**What to do**: Tell how many lines contain the word "type". Reply with the number only.

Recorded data
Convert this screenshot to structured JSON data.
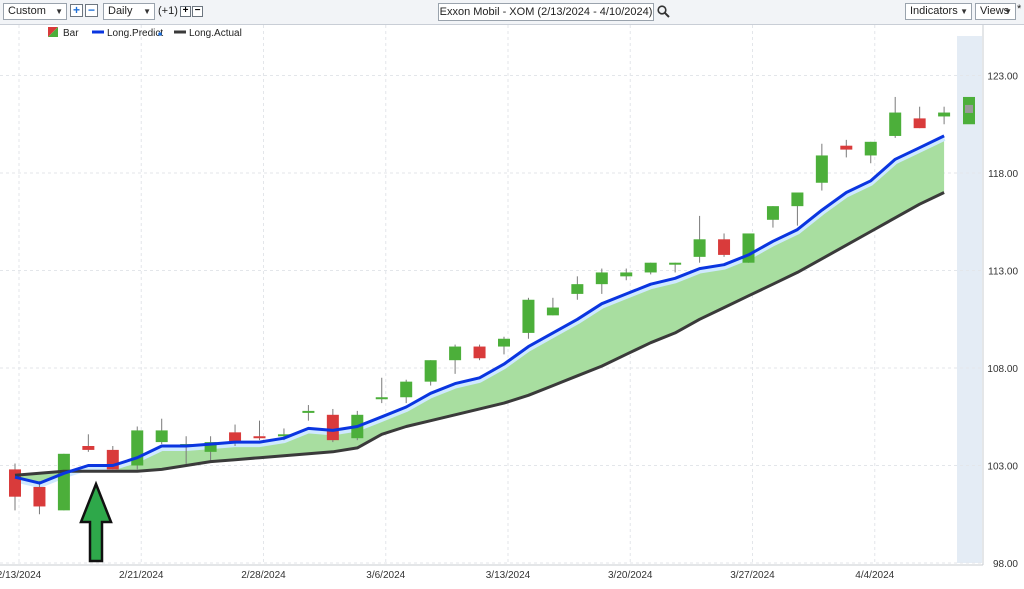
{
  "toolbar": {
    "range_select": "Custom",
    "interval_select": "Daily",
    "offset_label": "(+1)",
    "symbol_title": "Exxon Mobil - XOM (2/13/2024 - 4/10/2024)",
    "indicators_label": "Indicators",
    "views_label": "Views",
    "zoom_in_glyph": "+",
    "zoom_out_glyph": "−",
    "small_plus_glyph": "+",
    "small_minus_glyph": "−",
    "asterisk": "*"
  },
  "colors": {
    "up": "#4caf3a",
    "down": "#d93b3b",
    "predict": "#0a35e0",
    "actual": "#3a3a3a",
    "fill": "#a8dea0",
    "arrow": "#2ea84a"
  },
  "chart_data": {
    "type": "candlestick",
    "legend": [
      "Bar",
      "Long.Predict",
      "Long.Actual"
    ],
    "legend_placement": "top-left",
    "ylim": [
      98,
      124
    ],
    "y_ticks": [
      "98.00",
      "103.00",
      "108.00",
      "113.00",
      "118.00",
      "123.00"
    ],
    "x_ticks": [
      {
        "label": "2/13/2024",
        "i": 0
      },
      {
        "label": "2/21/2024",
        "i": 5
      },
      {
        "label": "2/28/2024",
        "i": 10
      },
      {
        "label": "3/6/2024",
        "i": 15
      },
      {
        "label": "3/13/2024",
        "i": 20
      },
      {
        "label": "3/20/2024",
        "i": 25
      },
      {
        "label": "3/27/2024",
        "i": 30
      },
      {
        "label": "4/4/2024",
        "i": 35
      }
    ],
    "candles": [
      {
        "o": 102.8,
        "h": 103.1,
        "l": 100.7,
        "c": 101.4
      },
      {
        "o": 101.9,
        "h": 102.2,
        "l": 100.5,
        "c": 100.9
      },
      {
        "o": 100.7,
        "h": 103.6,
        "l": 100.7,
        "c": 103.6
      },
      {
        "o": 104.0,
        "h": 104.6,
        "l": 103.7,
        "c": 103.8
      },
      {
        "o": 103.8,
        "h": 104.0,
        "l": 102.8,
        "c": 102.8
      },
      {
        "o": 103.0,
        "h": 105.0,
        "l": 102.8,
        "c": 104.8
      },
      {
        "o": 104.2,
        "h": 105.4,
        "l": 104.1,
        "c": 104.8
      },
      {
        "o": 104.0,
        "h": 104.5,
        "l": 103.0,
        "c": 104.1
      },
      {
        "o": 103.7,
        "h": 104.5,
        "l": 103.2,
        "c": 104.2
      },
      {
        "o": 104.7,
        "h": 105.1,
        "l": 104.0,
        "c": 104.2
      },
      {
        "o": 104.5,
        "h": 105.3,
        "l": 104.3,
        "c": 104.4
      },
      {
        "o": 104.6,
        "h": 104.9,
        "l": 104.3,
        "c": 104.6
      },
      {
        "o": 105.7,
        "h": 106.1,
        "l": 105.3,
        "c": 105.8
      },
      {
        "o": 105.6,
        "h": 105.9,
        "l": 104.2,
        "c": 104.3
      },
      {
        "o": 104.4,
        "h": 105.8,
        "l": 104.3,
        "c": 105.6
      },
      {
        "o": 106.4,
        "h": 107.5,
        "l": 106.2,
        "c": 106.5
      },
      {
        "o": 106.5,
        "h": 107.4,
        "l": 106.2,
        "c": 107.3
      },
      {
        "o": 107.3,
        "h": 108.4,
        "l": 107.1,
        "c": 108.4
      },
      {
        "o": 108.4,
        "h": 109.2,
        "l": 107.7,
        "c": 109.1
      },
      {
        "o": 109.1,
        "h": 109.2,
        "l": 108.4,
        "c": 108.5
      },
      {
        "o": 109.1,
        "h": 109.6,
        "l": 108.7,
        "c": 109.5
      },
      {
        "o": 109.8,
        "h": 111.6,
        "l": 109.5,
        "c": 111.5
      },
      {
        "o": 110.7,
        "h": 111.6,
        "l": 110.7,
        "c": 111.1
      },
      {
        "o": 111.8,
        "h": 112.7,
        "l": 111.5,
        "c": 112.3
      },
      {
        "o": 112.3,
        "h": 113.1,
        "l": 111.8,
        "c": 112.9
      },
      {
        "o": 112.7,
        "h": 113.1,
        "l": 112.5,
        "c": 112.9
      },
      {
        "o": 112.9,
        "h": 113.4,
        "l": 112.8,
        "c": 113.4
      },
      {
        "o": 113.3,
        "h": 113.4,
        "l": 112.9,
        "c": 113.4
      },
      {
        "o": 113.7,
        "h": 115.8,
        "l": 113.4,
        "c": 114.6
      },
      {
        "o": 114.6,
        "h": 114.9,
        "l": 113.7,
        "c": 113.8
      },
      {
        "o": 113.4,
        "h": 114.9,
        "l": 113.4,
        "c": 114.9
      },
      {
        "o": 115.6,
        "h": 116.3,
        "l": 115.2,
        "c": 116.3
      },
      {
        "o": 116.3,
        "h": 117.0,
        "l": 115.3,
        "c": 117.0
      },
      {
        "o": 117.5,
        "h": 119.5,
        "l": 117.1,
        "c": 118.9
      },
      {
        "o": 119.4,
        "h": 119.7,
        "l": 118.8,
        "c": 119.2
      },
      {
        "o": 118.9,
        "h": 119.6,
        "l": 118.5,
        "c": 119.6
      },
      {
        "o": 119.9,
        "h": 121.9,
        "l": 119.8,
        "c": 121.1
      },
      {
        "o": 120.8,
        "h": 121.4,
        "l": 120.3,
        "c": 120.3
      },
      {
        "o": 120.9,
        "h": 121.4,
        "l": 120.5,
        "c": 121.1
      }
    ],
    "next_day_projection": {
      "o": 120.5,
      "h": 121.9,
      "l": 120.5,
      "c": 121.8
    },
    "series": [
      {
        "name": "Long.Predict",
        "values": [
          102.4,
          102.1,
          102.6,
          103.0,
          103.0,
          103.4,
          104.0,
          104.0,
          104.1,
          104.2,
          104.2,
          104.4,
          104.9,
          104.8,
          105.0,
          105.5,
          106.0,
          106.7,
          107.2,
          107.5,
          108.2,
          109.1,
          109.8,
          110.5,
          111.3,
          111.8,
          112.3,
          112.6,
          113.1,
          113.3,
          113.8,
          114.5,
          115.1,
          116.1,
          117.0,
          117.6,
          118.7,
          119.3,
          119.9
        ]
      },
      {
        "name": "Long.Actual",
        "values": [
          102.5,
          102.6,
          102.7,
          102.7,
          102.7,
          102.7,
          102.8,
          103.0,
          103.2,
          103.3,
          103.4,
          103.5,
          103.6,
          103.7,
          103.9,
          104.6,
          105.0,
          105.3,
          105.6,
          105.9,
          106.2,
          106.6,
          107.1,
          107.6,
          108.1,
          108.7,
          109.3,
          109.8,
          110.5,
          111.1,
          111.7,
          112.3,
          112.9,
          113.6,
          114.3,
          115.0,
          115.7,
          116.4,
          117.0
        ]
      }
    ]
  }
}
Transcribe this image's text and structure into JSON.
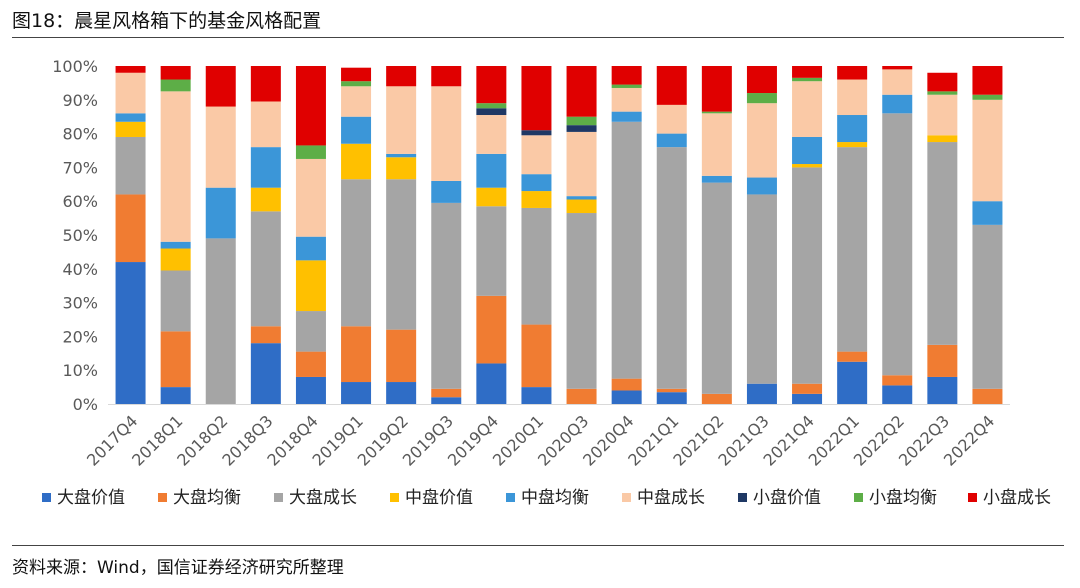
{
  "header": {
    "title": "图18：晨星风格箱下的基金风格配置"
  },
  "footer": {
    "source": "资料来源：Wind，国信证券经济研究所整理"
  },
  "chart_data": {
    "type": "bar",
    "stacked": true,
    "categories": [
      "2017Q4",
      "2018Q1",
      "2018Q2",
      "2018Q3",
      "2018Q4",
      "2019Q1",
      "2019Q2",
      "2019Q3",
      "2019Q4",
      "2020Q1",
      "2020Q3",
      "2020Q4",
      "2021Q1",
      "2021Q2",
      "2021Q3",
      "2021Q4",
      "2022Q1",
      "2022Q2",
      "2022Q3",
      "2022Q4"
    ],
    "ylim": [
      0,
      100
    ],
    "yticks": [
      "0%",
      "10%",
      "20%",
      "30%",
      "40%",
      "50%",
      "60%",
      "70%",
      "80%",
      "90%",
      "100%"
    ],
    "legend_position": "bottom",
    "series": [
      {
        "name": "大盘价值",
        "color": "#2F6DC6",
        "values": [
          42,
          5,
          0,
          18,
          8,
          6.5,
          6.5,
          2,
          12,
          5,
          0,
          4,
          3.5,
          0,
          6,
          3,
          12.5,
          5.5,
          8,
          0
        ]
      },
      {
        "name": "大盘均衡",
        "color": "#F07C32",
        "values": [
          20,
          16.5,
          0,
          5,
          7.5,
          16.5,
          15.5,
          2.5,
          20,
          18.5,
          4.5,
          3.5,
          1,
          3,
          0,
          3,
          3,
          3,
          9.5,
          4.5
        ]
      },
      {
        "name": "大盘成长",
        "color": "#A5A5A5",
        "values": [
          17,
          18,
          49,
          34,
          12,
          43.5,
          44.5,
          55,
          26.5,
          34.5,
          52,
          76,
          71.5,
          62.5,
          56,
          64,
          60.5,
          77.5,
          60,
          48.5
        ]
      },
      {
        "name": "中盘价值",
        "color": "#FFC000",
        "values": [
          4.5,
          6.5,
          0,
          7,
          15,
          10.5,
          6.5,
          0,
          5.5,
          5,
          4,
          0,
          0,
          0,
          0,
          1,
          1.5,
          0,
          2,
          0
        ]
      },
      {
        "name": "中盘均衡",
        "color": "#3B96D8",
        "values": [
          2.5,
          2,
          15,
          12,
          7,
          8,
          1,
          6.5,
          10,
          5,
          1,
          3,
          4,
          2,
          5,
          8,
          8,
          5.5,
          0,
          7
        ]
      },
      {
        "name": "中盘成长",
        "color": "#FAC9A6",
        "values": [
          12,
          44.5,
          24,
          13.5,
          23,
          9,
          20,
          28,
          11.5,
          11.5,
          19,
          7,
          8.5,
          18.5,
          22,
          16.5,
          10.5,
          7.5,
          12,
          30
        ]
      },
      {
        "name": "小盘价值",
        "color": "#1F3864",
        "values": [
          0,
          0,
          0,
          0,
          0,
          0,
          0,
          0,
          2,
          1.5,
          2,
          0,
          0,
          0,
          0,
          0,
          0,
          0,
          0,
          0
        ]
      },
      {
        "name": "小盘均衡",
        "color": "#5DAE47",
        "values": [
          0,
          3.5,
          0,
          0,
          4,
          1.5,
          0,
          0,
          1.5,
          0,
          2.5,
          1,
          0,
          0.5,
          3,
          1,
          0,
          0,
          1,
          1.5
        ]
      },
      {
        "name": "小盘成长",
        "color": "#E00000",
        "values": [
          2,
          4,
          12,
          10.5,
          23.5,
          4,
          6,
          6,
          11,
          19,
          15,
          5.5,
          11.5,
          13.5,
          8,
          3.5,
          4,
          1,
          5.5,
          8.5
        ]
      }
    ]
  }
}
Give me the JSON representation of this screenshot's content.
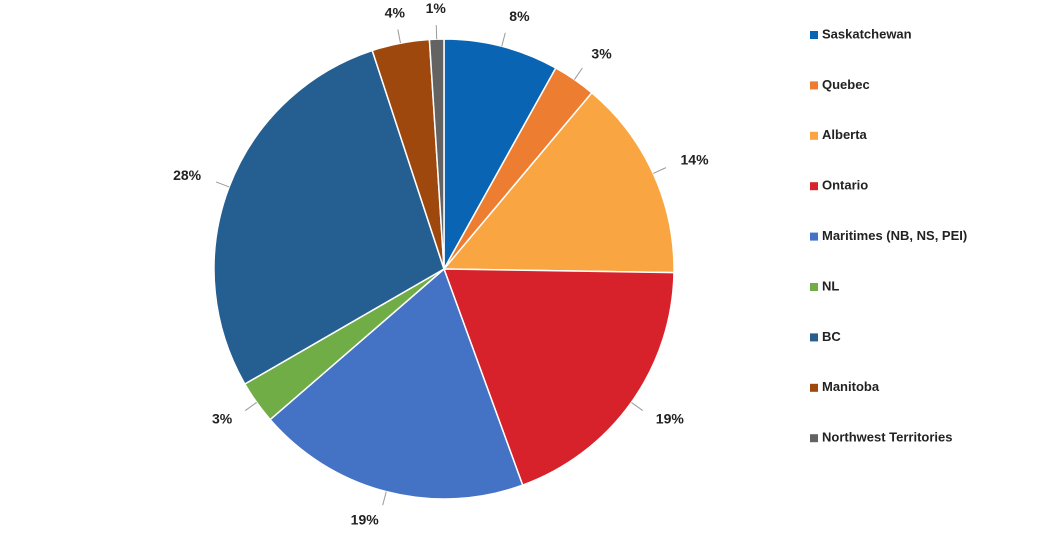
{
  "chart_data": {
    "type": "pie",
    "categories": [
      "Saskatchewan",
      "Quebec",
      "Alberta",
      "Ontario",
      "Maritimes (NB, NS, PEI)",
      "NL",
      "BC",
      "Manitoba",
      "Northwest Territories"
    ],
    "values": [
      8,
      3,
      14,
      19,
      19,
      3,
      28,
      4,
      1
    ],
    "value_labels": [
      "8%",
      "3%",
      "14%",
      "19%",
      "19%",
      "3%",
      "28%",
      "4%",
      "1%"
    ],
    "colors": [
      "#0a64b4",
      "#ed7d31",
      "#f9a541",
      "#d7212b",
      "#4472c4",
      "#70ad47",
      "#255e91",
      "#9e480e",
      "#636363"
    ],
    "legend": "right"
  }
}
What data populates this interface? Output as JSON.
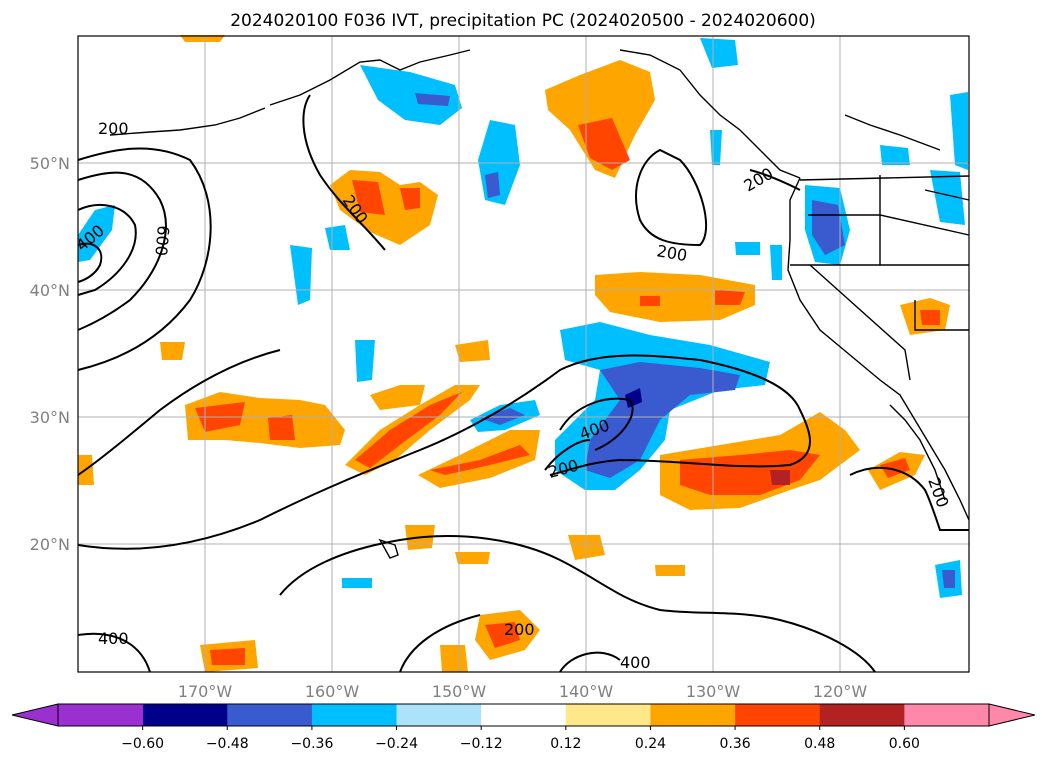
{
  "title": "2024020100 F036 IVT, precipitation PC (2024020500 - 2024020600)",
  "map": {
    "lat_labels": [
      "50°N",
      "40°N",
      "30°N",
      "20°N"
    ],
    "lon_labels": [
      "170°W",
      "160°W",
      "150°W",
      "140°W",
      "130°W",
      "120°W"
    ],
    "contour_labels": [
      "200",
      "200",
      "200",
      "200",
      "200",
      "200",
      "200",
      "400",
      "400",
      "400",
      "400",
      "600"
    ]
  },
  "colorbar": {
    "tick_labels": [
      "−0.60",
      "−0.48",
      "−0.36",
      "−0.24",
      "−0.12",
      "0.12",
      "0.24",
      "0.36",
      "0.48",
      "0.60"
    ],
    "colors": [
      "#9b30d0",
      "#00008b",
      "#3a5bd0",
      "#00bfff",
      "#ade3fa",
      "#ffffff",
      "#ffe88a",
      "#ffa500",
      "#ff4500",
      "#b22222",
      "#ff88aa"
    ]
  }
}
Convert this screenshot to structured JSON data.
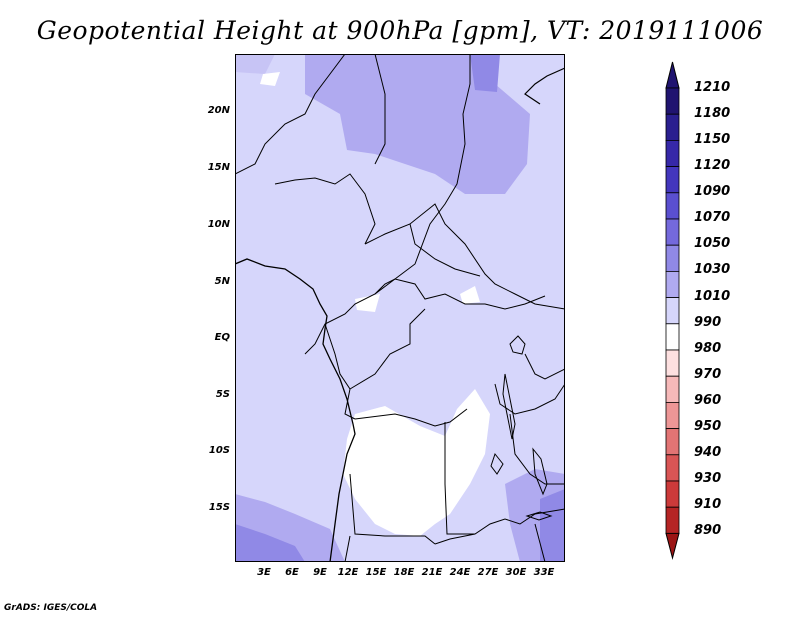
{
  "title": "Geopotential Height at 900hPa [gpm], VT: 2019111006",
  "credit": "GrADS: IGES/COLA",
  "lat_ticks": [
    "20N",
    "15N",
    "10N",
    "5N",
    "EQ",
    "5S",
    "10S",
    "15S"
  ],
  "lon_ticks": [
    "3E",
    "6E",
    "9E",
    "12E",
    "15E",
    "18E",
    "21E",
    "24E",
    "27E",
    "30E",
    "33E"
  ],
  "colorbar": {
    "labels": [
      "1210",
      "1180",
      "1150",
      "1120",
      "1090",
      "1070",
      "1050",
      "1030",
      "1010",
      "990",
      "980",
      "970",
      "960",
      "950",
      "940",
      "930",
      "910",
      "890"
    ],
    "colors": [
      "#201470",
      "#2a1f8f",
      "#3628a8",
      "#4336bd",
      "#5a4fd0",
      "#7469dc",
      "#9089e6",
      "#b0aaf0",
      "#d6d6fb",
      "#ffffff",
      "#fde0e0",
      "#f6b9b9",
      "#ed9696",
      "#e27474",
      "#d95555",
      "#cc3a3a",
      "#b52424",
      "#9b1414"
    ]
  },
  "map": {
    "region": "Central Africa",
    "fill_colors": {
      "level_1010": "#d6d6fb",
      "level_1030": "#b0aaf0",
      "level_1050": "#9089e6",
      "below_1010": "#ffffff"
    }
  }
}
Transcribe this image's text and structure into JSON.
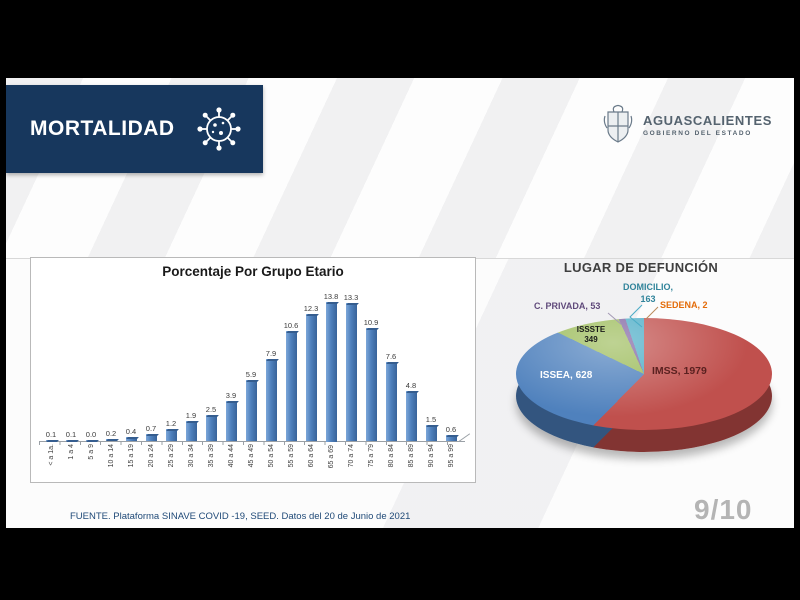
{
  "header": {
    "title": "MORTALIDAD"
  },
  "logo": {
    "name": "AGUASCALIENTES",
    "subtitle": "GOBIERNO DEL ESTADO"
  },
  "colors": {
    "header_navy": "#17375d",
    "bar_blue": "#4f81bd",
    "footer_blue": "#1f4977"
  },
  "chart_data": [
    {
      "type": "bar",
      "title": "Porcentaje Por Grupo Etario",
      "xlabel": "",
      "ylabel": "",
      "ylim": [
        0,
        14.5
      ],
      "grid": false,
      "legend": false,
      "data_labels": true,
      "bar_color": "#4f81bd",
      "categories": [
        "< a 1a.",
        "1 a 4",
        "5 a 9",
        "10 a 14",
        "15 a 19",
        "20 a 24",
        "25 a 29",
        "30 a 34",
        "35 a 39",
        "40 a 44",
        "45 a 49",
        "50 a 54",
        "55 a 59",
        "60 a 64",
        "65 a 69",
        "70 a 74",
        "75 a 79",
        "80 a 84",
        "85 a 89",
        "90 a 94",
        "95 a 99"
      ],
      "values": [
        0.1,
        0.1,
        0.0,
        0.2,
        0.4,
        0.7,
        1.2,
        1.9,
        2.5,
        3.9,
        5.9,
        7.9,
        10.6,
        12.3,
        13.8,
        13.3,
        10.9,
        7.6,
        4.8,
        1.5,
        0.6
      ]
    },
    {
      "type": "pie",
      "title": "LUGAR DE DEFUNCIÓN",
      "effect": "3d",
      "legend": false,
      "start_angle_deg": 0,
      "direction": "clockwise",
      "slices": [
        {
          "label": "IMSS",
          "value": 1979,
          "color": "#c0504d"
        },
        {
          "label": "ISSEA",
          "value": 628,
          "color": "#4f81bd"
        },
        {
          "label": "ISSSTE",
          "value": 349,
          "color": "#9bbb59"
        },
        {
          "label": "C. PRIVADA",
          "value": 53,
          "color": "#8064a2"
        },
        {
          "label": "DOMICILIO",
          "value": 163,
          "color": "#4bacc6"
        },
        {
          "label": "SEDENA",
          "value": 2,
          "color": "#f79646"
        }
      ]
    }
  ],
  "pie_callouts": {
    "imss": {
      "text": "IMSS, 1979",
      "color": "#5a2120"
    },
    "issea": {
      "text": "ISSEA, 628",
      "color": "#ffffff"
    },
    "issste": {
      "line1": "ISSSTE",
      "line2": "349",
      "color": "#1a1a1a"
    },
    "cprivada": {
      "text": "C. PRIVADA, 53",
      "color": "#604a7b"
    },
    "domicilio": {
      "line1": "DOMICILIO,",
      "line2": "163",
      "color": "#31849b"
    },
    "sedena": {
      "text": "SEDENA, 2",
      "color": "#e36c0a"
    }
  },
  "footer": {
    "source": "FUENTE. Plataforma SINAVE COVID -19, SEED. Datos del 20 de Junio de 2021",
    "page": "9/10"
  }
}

**Answer**: 5